Data to use:
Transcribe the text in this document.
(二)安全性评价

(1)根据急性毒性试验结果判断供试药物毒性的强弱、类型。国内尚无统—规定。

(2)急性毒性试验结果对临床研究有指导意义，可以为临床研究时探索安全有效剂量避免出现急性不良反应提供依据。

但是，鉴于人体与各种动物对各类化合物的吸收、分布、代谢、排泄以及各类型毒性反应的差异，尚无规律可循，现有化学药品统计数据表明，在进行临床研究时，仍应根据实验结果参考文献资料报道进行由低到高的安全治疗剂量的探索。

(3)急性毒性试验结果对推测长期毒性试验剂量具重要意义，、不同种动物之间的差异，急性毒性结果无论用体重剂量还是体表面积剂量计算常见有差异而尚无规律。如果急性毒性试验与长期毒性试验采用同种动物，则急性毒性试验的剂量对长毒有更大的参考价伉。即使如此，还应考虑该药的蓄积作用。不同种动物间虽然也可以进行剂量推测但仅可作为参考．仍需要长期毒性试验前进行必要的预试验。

...

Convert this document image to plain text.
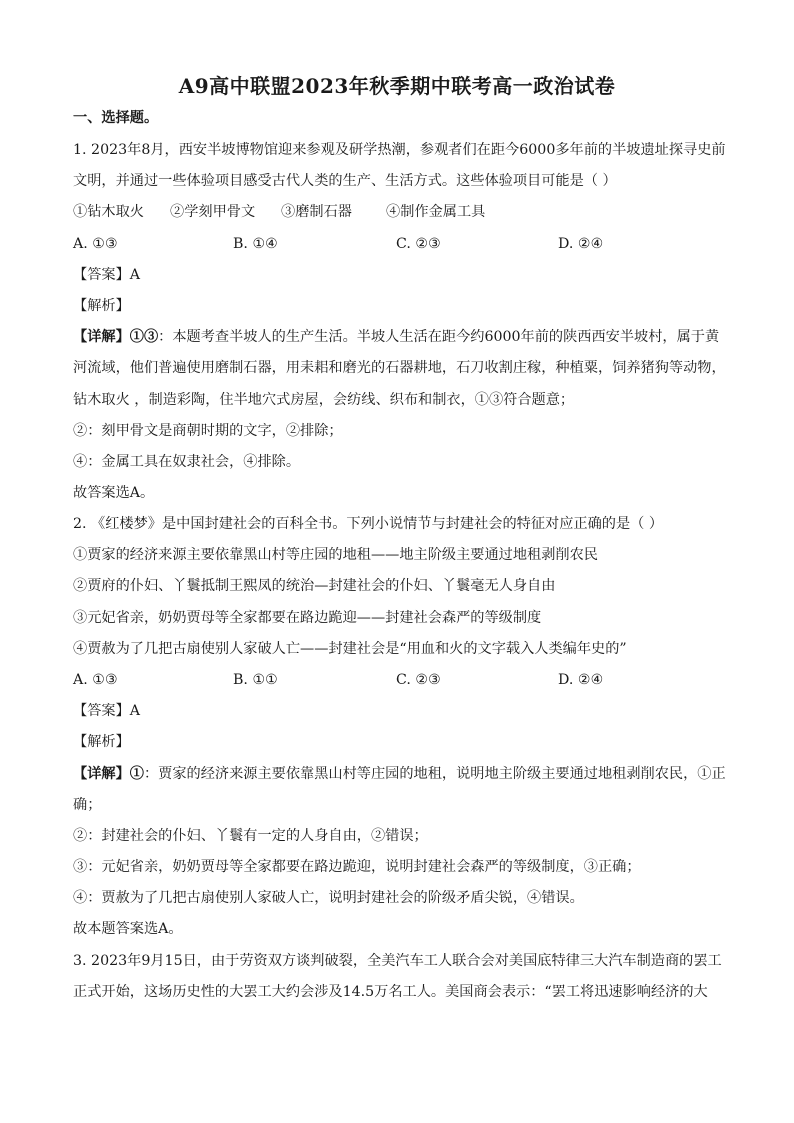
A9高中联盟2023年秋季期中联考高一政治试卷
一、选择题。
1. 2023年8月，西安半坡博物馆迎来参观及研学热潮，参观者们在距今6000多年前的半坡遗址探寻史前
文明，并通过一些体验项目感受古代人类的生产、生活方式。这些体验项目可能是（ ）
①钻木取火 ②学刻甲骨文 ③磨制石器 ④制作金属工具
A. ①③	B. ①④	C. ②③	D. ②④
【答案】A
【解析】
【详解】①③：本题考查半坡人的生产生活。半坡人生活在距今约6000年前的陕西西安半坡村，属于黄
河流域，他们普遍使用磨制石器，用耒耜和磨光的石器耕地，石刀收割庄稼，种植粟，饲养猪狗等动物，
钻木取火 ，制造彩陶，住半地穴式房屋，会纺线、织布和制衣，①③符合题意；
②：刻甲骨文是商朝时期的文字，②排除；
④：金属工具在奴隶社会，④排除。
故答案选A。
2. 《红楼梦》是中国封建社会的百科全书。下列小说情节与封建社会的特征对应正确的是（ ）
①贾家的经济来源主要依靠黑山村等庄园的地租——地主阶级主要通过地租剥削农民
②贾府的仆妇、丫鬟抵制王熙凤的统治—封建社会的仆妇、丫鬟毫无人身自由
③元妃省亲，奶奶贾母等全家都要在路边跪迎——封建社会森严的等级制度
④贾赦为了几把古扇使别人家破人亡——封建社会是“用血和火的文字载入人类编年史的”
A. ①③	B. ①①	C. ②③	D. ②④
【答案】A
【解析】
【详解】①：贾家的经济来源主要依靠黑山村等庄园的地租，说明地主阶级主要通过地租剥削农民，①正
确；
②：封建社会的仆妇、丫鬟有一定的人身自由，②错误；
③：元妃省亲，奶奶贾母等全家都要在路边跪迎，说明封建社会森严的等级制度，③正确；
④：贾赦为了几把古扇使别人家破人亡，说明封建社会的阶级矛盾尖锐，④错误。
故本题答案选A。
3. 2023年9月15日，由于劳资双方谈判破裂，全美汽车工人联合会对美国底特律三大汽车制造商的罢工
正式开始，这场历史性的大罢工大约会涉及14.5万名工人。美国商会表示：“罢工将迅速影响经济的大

Work to complete: Pull out every line holding "this" from the records above, and copy it.

Answer to the problem:
Transcribe the text in this document.
Convert this document image to plain text.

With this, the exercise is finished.